_Task requirements_
Retype all of the data. Every line must match exactly.

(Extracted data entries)
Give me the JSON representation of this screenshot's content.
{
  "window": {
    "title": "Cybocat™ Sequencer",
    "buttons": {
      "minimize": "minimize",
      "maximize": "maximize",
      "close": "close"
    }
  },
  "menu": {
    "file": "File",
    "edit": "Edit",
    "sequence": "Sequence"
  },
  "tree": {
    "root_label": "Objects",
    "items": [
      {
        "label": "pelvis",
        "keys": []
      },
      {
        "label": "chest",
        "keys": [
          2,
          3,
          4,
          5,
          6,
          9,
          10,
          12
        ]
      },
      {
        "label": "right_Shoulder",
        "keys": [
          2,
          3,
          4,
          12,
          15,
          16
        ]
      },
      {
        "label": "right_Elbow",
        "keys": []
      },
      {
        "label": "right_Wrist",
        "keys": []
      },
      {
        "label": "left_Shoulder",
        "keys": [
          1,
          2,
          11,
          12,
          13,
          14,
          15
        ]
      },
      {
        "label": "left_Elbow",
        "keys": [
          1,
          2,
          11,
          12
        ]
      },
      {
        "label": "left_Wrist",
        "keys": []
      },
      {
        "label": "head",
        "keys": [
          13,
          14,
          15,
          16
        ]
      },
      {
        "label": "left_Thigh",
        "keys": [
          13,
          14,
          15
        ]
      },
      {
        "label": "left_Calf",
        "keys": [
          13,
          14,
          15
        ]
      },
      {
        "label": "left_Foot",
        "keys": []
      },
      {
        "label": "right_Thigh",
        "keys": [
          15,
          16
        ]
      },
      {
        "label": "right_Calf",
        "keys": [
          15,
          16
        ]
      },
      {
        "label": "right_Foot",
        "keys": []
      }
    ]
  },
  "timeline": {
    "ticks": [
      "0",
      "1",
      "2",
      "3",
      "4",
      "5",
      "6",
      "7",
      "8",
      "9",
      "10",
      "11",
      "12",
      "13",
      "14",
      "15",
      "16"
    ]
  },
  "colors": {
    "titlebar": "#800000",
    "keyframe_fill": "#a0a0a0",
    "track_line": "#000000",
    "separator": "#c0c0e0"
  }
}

_Answer to the exercise_
Give me the JSON representation of this screenshot's content.
{
  "window": {
    "title": "Cybocat™ Sequencer",
    "buttons": {
      "minimize": "minimize",
      "maximize": "maximize",
      "close": "close"
    }
  },
  "menu": {
    "file": "File",
    "edit": "Edit",
    "sequence": "Sequence"
  },
  "tree": {
    "root_label": "Objects",
    "items": [
      {
        "label": "pelvis",
        "keys": []
      },
      {
        "label": "chest",
        "keys": [
          2,
          3,
          4,
          5,
          6,
          9,
          10,
          12
        ]
      },
      {
        "label": "right_Shoulder",
        "keys": [
          2,
          3,
          4,
          12,
          15,
          16
        ]
      },
      {
        "label": "right_Elbow",
        "keys": []
      },
      {
        "label": "right_Wrist",
        "keys": []
      },
      {
        "label": "left_Shoulder",
        "keys": [
          1,
          2,
          11,
          12,
          13,
          14,
          15
        ]
      },
      {
        "label": "left_Elbow",
        "keys": [
          1,
          2,
          11,
          12
        ]
      },
      {
        "label": "left_Wrist",
        "keys": []
      },
      {
        "label": "head",
        "keys": [
          13,
          14,
          15,
          16
        ]
      },
      {
        "label": "left_Thigh",
        "keys": [
          13,
          14,
          15
        ]
      },
      {
        "label": "left_Calf",
        "keys": [
          13,
          14,
          15
        ]
      },
      {
        "label": "left_Foot",
        "keys": []
      },
      {
        "label": "right_Thigh",
        "keys": [
          15,
          16
        ]
      },
      {
        "label": "right_Calf",
        "keys": [
          15,
          16
        ]
      },
      {
        "label": "right_Foot",
        "keys": []
      }
    ]
  },
  "timeline": {
    "ticks": [
      "0",
      "1",
      "2",
      "3",
      "4",
      "5",
      "6",
      "7",
      "8",
      "9",
      "10",
      "11",
      "12",
      "13",
      "14",
      "15",
      "16"
    ]
  },
  "colors": {
    "titlebar": "#800000",
    "keyframe_fill": "#a0a0a0",
    "track_line": "#000000",
    "separator": "#c0c0e0"
  }
}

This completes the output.